Copy out each line of the entries below in which the string "Unaffiliated" appears.

=====

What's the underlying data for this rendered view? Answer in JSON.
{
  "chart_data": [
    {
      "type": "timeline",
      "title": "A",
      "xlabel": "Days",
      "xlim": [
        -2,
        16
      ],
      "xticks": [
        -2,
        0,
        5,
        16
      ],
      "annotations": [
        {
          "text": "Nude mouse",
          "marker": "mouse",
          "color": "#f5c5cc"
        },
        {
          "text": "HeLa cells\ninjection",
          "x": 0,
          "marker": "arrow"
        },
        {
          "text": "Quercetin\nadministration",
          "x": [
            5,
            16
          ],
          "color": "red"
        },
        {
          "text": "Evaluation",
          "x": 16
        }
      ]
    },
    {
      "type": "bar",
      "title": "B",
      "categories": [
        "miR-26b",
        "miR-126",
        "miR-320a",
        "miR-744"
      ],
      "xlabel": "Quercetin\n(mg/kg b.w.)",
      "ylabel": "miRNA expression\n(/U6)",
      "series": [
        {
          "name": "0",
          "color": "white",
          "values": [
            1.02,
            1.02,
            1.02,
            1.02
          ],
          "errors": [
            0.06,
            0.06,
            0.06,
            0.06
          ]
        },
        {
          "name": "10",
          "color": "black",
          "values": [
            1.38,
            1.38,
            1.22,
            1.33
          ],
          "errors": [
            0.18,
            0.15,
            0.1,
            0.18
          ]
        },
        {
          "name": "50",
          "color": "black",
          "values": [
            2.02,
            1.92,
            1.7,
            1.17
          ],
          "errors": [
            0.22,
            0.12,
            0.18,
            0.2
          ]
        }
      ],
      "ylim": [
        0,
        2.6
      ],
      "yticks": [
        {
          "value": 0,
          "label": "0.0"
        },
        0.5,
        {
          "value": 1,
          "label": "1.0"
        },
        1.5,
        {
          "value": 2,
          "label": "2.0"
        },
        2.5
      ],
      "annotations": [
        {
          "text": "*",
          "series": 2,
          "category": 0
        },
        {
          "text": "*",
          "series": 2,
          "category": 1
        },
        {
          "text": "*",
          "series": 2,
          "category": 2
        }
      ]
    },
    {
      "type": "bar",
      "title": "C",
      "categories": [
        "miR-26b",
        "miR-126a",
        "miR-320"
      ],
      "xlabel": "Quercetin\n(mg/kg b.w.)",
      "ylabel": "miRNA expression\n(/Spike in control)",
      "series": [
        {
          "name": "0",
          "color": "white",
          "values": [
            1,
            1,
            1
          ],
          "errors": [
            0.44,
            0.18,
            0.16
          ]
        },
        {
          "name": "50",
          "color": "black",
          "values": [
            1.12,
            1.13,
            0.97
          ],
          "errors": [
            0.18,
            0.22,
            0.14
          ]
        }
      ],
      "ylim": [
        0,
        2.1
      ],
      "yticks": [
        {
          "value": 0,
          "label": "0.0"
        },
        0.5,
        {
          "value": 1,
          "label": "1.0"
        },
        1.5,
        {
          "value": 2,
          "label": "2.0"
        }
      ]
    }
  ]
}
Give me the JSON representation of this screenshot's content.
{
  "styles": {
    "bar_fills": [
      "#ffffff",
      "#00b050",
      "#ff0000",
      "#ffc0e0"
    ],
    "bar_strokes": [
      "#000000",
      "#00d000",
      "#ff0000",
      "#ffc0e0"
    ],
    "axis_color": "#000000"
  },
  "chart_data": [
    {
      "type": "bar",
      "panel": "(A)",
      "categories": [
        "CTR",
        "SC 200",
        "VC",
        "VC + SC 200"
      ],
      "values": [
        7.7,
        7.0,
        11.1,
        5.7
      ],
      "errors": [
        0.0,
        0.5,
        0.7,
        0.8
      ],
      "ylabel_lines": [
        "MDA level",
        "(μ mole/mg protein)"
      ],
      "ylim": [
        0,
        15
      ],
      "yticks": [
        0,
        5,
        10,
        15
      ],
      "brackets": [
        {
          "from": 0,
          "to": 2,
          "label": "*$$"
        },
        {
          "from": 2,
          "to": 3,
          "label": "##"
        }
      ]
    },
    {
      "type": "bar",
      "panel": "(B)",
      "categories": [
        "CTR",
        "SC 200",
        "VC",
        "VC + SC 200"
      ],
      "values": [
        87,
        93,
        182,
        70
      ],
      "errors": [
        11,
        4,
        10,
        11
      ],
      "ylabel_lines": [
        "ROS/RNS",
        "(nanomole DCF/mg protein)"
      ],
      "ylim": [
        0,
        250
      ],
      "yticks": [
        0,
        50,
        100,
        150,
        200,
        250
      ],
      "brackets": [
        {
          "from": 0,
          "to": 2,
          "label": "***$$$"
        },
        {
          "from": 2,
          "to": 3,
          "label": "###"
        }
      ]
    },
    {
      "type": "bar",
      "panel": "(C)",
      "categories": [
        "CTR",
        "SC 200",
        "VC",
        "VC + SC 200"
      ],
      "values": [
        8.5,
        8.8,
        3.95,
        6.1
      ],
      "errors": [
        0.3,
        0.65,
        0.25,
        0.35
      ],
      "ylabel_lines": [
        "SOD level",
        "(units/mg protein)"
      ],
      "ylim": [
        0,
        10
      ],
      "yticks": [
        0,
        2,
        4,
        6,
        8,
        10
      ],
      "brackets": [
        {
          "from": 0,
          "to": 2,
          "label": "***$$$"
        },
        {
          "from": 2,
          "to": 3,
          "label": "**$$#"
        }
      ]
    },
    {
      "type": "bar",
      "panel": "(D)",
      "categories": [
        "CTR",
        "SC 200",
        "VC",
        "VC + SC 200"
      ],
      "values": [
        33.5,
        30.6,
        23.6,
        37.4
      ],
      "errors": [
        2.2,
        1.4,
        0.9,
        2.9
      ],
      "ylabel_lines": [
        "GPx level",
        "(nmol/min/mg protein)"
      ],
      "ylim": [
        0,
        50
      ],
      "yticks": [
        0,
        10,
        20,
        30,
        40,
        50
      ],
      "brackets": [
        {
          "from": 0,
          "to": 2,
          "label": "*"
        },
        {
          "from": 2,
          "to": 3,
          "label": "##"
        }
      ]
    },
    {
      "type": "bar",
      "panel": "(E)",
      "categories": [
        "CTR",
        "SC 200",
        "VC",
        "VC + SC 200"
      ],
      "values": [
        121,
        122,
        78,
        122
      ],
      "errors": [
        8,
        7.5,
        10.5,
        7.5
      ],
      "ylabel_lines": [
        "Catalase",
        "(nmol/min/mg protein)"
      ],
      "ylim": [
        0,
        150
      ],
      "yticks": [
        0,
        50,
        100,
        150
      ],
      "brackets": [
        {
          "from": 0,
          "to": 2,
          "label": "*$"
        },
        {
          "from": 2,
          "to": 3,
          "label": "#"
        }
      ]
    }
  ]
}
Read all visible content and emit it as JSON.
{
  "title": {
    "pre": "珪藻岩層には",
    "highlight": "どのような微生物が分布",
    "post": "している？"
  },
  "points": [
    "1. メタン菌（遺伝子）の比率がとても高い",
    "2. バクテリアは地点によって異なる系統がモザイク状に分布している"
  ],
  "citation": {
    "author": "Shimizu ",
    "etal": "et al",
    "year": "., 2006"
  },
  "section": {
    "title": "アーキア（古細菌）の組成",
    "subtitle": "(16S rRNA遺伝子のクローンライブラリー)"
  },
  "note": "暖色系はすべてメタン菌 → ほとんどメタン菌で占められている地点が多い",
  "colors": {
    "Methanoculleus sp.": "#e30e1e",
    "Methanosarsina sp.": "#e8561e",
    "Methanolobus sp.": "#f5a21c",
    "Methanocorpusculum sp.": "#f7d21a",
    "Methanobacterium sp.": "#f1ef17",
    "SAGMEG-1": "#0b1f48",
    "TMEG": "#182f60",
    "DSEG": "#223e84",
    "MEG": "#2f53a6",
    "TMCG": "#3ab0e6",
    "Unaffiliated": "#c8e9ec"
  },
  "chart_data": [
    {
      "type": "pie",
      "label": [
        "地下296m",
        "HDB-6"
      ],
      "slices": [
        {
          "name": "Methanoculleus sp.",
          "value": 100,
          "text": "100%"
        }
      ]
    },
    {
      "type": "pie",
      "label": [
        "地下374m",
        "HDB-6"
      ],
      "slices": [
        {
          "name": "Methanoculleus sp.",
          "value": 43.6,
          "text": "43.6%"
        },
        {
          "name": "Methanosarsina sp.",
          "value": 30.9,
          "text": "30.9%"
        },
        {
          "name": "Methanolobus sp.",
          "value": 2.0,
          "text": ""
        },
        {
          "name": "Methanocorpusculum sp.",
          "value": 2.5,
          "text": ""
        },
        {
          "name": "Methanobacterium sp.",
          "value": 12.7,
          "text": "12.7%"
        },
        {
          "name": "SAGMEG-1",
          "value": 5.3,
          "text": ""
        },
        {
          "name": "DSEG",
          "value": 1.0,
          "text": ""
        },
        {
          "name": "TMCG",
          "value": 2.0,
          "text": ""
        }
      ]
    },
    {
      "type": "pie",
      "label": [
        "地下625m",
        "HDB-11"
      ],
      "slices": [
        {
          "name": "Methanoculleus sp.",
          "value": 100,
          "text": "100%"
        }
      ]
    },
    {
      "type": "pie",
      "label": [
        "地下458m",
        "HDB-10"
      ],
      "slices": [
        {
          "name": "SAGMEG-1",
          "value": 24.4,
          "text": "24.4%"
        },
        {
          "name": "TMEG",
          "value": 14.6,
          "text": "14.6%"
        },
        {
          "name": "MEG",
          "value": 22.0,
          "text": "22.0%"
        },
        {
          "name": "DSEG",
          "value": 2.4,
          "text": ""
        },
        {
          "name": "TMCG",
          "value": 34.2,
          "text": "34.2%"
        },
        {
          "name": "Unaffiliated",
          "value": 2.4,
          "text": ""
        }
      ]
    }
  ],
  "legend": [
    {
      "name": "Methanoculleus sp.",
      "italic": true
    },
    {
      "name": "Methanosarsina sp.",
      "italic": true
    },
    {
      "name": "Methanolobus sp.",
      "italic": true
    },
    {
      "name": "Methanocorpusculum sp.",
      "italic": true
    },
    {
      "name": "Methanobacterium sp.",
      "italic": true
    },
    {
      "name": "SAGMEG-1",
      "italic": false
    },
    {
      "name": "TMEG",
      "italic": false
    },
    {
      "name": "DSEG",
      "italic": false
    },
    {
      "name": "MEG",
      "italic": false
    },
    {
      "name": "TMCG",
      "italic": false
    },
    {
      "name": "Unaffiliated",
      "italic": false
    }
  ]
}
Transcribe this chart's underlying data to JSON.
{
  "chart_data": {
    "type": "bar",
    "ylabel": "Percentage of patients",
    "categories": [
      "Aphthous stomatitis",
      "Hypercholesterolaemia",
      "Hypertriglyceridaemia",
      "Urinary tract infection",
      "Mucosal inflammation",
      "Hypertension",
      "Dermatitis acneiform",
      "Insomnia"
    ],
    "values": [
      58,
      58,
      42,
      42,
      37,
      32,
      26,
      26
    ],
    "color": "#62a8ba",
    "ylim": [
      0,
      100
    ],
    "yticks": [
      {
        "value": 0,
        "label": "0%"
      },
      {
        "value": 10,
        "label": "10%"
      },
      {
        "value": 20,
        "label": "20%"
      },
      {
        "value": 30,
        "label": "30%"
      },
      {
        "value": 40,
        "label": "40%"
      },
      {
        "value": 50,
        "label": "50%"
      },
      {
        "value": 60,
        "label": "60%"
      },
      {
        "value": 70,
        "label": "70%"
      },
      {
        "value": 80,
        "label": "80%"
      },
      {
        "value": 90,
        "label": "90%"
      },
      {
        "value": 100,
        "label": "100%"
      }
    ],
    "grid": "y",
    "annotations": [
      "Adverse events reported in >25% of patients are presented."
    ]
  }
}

=====

**Output for this task**
    "Unaffiliated": "#c8e9ec"
          "name": "Unaffiliated",
      "name": "Unaffiliated",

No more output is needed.